Return, word for word, every line that follows.
— START Dataset extract —
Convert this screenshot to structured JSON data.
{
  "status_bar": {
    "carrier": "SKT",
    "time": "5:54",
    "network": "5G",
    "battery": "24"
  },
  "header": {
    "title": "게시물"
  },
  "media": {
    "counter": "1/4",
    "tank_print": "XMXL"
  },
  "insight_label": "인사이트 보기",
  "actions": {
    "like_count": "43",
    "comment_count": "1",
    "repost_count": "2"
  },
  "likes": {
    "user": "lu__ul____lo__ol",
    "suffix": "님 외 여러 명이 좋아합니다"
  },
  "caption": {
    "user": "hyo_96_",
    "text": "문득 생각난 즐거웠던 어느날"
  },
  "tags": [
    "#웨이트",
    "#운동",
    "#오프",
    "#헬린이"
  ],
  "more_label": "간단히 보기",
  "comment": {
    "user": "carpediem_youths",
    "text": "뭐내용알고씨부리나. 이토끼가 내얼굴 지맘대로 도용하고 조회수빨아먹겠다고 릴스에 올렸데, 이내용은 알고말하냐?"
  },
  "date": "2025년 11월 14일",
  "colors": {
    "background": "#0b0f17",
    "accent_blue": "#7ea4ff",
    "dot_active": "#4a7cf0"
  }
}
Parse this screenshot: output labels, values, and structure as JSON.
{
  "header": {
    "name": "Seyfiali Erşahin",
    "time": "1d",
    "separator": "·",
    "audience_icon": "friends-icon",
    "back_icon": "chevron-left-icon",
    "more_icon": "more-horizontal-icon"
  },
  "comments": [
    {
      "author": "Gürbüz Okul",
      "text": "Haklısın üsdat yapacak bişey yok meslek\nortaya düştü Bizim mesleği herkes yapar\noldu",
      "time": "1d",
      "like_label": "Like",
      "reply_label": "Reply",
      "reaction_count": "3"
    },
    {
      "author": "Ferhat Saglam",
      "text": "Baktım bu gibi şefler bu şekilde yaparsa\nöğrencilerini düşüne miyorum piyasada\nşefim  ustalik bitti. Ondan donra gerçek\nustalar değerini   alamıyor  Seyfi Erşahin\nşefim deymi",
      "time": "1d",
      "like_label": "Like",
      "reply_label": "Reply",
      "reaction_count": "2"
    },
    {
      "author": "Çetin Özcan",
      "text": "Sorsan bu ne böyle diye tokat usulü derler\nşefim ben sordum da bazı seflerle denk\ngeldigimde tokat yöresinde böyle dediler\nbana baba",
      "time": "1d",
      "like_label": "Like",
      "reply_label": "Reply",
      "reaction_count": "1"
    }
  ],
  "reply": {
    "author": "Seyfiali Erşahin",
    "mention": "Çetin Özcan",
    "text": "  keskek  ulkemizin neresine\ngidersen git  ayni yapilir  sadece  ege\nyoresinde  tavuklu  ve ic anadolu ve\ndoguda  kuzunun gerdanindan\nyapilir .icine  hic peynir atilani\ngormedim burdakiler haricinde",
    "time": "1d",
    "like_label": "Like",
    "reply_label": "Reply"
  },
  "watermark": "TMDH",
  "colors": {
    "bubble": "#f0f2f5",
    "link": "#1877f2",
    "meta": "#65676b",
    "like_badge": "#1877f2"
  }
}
— END Dataset extract —
Written response:
Convert this screenshot to structured JSON data.
{
  "status_bar": {
    "carrier": "SKT",
    "time": "5:54",
    "network": "5G",
    "battery": "24"
  },
  "header": {
    "title": "게시물"
  },
  "media": {
    "counter": "1/4",
    "tank_print": "XMXL"
  },
  "insight_label": "인사이트 보기",
  "actions": {
    "like_count": "43",
    "comment_count": "1",
    "repost_count": "2"
  },
  "likes": {
    "user": "lu__ul____lo__ol",
    "suffix": "님 외 여러 명이 좋아합니다"
  },
  "caption": {
    "user": "hyo_96_",
    "text": "문득 생각난 즐거웠던 어느날"
  },
  "tags": [
    "#웨이트",
    "#운동",
    "#오프",
    "#헬린이"
  ],
  "more_label": "간단히 보기",
  "comment": {
    "user": "carpediem_youths",
    "text": "뭐내용알고씨부리나. 이토끼가 내얼굴 지맘대로 도용하고 조회수빨아먹겠다고 릴스에 올렸데, 이내용은 알고말하냐?"
  },
  "date": "2025년 11월 14일",
  "colors": {
    "background": "#0b0f17",
    "accent_blue": "#7ea4ff",
    "dot_active": "#4a7cf0"
  }
}
Parse this screenshot: output labels, values, and structure as JSON.
{
  "header": {
    "name": "Seyfiali Erşahin",
    "time": "1d",
    "separator": "·",
    "audience_icon": "friends-icon",
    "back_icon": "chevron-left-icon",
    "more_icon": "more-horizontal-icon"
  },
  "comments": [
    {
      "author": "Gürbüz Okul",
      "text": "Haklısın üsdat yapacak bişey yok meslek\nortaya düştü Bizim mesleği herkes yapar\noldu",
      "time": "1d",
      "like_label": "Like",
      "reply_label": "Reply",
      "reaction_count": "3"
    },
    {
      "author": "Ferhat Saglam",
      "text": "Baktım bu gibi şefler bu şekilde yaparsa\nöğrencilerini düşüne miyorum piyasada\nşefim  ustalik bitti. Ondan donra gerçek\nustalar değerini   alamıyor  Seyfi Erşahin\nşefim deymi",
      "time": "1d",
      "like_label": "Like",
      "reply_label": "Reply",
      "reaction_count": "2"
    },
    {
      "author": "Çetin Özcan",
      "text": "Sorsan bu ne böyle diye tokat usulü derler\nşefim ben sordum da bazı seflerle denk\ngeldigimde tokat yöresinde böyle dediler\nbana baba",
      "time": "1d",
      "like_label": "Like",
      "reply_label": "Reply",
      "reaction_count": "1"
    }
  ],
  "reply": {
    "author": "Seyfiali Erşahin",
    "mention": "Çetin Özcan",
    "text": "  keskek  ulkemizin neresine\ngidersen git  ayni yapilir  sadece  ege\nyoresinde  tavuklu  ve ic anadolu ve\ndoguda  kuzunun gerdanindan\nyapilir .icine  hic peynir atilani\ngormedim burdakiler haricinde",
    "time": "1d",
    "like_label": "Like",
    "reply_label": "Reply"
  },
  "watermark": "TMDH",
  "colors": {
    "bubble": "#f0f2f5",
    "link": "#1877f2",
    "meta": "#65676b",
    "like_badge": "#1877f2"
  }
}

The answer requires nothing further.